» Text section:
Figure 4e shows an SEM image of the annealed Fe2.0Ni1.0 ribbon. The ribbon is composed of platelet-shaped grains and blocky grains. The platelet-shaped grains are 1.0–5.0 μm long and 150.2–570.5 nm wide, and the blocky grains are 190.5–430.8 nm long. The grains at positions 1 and 2 are Sm9.45Co9.91Fe17.77Ni8.98B53.89 = Sm1.0(Co0.270Fe0.485Ni0.245)3.879B5.70 and Sm9.20Co10.21Fe15.81Ni9.07B55.71 = Sm1.0(Co0.291Fe0.451Ni0.258)3.814B6.06, respectively, both of which are the 1:4:1 main phase according to the XRD pattern in Fig. 1b. However, the blocky grain at position 1 is slightly rich in Fe. By contrast, the platelet-shaped grain at position 2 is somewhat rich in Co-Ni, indicating that blocky and platelet-shaped grains correspond to different stages of crystallization. Figure 4f shows the staggered distribution of platelet-shaped and equiaxed grains in the annealed Fe2.0Ni1.0 ribbon. The equiaxed grains sizes are in the 178.6–370.8 nm range, corresponding to the blocky grains in Fig. 4e. The SAED patterns in Fig. S8b2 − b3 prove that the grains at positions D and E are the 1.1:4:4 and 1:4:1 phases, respectively. Figure 4h shows an enlarged view of the location in Fig. 4g. The corresponding FFT patterns in Fig. S8b6 − b8 prove that the circular grain (position F) is a paramagnetic30 1.1:4:4 grain, and the surrounding grains (positions G and H) are hard magnetic 1:4:1 and 2:14:1 phases. These results indicate that during heating to 850 °C, the formation of the 2:7:3, 5:19:6, and 3:11:4 phases is suppressed. Therefore, the amorphous phase mainly undergoes phase transformation through the following pathways: the amorphous phase continuously crystallizes into platelet-shaped 1:4:1 grains when the temperature is higher than ~500 °C, followed by crystallization of the amorphous phase into equiaxed 1:4:1 grains between the platelet-shaped 1:4:1 grains above 700 °C. Finally, the residual amorphous phase transforms into spherical 1.1:4:4 grains accompanied by the formation of 2:14:1 grains in the surrounding Co-rich areas.
In summary, the as-spun FexNiy ribbons consisted of an amorphous matrix and a small amount of Sm-Co-B nanocrystalline phases. Fe addition enhances the formation of the amorphous phase of the as-spun ribbons, while Ni addition has the opposite effect. During subsequent annealing, the amorphous phase crystallizes in stages. The addition of Fe or Ni changes the phase composition, shape, and size of the grains. For x < 1.6 and y < 0.8, the grains in the annealed FexNiy ribbons are all equiaxed, whereas the grains are platelet shaped for y > 0.8, and the platelet-shaped grains are similar to those in the hot-deformed Nd-Fe-B or Sm-Co magnets9,31,32. However, the different platelet-shaped grains are randomly oriented. Therefore, if stress is applied, these platelet-shaped grains may be aligned, which may be beneficial for the preparation of hot-deformed magnets.

» Provided data:
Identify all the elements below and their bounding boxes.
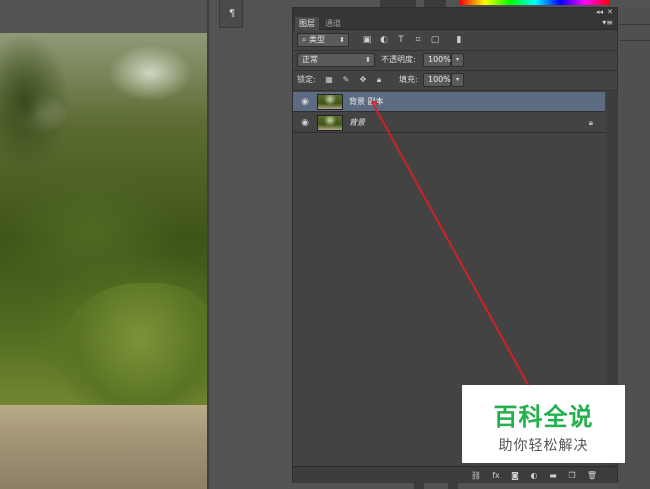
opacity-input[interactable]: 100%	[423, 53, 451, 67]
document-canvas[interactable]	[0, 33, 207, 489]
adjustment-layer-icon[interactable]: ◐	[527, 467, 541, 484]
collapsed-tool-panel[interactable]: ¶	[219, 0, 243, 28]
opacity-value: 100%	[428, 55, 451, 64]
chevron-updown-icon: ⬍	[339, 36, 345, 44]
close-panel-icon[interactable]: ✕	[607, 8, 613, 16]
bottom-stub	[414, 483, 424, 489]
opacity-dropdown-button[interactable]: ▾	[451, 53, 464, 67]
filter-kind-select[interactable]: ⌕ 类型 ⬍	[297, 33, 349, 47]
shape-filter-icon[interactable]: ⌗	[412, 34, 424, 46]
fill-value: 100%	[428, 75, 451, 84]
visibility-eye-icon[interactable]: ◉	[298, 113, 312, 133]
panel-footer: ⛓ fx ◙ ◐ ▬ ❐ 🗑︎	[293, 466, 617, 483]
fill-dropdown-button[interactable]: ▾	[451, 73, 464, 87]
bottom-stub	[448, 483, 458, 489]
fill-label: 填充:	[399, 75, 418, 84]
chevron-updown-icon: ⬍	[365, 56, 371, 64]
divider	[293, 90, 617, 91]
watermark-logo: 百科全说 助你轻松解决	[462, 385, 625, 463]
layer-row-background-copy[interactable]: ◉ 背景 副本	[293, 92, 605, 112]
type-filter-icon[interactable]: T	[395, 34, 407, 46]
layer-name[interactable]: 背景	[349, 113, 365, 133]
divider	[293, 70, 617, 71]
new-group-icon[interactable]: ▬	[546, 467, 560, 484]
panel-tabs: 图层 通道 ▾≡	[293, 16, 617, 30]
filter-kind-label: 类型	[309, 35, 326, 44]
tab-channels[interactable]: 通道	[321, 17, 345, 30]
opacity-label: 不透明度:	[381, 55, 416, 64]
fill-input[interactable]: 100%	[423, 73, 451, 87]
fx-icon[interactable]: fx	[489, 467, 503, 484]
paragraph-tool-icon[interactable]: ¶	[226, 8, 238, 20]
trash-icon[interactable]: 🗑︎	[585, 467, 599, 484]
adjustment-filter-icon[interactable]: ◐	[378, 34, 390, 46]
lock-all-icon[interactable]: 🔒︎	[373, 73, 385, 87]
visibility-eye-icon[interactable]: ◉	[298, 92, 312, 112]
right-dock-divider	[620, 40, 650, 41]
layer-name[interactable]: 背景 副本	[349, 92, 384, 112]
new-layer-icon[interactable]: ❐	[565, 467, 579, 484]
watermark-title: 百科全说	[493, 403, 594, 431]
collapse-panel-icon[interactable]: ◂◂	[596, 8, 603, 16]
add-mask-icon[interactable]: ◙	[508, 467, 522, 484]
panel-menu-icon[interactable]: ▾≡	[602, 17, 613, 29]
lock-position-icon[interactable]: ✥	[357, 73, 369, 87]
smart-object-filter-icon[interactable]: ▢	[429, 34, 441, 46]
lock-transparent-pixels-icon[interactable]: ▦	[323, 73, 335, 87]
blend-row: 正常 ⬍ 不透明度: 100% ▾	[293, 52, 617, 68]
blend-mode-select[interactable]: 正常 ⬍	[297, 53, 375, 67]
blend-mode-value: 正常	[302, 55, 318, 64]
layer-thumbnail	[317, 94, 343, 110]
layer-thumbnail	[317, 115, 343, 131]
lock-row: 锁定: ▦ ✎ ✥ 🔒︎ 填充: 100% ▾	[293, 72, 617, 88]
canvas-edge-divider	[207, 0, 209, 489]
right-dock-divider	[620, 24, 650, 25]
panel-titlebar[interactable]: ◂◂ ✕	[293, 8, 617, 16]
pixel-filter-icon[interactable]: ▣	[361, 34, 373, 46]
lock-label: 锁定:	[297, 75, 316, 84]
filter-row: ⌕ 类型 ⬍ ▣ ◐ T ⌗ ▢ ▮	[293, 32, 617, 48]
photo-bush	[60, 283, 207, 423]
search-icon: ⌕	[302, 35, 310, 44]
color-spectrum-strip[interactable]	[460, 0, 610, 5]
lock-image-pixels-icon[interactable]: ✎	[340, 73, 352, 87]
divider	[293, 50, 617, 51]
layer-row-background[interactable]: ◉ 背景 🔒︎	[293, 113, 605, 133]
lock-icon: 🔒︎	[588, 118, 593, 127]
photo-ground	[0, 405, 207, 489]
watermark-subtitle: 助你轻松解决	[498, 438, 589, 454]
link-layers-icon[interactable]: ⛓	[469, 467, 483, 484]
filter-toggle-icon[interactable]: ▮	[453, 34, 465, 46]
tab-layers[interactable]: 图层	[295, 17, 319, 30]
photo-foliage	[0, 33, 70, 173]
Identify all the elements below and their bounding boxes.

...

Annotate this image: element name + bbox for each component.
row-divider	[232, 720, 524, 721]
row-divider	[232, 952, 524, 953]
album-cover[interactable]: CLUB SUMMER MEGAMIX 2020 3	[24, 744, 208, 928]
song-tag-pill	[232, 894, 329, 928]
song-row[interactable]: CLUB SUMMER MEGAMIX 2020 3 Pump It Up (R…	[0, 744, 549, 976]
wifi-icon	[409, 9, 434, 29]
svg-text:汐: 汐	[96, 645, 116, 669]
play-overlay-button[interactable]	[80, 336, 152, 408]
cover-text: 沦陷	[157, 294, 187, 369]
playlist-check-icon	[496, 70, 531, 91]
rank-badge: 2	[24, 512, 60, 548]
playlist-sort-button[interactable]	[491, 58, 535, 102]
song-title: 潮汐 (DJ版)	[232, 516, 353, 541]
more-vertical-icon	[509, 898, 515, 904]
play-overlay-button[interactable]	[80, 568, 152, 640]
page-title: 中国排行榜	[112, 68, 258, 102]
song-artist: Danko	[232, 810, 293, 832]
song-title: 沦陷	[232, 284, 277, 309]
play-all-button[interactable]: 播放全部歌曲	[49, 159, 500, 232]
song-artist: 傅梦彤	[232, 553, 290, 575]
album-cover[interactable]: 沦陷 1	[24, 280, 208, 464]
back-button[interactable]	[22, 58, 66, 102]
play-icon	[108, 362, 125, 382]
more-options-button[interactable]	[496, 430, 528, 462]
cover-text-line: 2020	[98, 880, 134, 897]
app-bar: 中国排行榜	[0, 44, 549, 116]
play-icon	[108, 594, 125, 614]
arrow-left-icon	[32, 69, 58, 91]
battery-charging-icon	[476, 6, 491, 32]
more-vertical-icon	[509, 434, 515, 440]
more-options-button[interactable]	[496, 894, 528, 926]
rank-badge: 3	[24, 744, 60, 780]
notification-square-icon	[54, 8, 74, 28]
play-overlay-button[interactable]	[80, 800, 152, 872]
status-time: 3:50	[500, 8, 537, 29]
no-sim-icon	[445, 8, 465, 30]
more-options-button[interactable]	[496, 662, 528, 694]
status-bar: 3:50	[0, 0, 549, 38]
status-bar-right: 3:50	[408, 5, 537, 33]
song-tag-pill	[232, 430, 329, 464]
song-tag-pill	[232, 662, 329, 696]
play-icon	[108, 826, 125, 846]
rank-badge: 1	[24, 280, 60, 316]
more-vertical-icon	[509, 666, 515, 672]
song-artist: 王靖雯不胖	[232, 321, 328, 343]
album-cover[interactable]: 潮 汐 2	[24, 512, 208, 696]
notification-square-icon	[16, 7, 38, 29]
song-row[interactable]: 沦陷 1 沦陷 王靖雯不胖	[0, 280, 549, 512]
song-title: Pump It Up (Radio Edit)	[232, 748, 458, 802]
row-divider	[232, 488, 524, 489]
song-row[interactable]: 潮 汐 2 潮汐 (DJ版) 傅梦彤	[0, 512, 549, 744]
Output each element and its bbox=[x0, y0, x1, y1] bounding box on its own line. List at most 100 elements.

» Given task A: In the ribbon text, how long are the blocky grains in the annealed Fe2.0Ni1.0 ribbon?
» Given task B: For each statement, say whether the ribbon text supports it. Answer yes or no and quote the words that decide it. (i) Adding Fe enhances the formation of the amorphous phase in the as-spun ribbons. (ii) The platelet-shaped grains in the annealed ribbons all share one orientation. (iii) During heating to 850 °C, the 2:7:3 phase forms readily.
» Given task C: Reproduce the ribbon text from "In summary, the" to "of hot-deformed magnets." without changing a word.

» Full solution A: 190.5–430.8 nm long.

» Full solution B:
(i) Yes: "Fe addition enhances the formation of the amorphous phase of the as-spun ribbons"
(ii) No: "the different platelet-shaped grains are randomly oriented"
(iii) No: "during heating to 850 °C, the formation of the 2:7:3, 5:19:6, and 3:11:4 phases is suppressed"

» Full solution C:
In summary, the as-spun FexNiy ribbons consisted of an amorphous matrix and a small amount of Sm-Co-B nanocrystalline phases. Fe addition enhances the formation of the amorphous phase of the as-spun ribbons, while Ni addition has the opposite effect. During subsequent annealing, the amorphous phase crystallizes in stages. The addition of Fe or Ni changes the phase composition, shape, and size of the grains. For x < 1.6 and y < 0.8, the grains in the annealed FexNiy ribbons are all equiaxed, whereas the grains are platelet shaped for y > 0.8, and the platelet-shaped grains are similar to those in the hot-deformed Nd-Fe-B or Sm-Co magnets9,31,32. However, the different platelet-shaped grains are randomly oriented. Therefore, if stress is applied, these platelet-shaped grains may be aligned, which may be beneficial for the preparation of hot-deformed magnets.